## begin Provided data
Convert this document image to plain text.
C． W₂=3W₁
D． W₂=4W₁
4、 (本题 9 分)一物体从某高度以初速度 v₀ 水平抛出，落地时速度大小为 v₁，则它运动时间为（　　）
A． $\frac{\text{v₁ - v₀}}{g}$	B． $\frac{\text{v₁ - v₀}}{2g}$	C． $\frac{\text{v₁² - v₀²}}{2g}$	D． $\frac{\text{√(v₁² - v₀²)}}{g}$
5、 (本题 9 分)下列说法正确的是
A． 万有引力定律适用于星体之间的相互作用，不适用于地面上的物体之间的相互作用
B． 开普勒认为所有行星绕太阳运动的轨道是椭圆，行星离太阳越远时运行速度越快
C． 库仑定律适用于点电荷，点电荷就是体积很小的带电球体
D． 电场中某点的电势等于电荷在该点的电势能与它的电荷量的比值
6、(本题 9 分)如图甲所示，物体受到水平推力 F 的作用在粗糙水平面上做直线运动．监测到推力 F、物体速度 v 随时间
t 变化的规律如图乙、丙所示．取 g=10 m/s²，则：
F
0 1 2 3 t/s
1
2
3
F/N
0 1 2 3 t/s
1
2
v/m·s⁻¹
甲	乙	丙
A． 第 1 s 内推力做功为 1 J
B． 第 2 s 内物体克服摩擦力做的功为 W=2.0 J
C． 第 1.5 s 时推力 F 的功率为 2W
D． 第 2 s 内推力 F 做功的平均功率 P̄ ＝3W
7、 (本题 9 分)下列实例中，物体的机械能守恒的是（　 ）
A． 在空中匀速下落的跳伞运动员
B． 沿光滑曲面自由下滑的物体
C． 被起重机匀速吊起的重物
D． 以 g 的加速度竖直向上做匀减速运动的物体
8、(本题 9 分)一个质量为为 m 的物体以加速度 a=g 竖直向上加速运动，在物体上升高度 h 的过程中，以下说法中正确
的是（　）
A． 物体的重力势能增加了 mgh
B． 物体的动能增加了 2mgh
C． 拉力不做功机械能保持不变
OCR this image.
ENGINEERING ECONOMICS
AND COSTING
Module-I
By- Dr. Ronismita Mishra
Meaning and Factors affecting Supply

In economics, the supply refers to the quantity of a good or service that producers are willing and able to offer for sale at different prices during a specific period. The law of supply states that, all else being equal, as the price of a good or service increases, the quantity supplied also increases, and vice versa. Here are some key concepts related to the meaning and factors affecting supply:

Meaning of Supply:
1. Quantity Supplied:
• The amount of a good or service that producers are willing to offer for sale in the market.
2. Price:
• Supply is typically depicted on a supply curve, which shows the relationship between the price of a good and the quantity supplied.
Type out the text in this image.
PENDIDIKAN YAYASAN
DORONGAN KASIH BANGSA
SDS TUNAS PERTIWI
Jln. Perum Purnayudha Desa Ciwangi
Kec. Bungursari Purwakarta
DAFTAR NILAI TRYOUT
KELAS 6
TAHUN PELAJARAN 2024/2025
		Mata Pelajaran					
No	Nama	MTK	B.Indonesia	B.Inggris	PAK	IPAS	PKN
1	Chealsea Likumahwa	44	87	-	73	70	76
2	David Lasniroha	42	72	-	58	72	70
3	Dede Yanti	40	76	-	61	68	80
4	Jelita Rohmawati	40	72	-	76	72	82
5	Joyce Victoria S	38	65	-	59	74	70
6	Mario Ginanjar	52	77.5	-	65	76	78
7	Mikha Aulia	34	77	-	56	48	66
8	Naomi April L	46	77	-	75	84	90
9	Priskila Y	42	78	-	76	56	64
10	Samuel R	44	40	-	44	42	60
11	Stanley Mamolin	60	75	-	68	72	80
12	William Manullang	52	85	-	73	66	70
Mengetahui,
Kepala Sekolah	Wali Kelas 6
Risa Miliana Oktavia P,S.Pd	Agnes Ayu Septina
## end Provided data
#### What the task asks:
Show every line from the entries above in which "this" appears.

#### Response:
Convert this document image to plain text.
OCR this image.
Type out the text in this image.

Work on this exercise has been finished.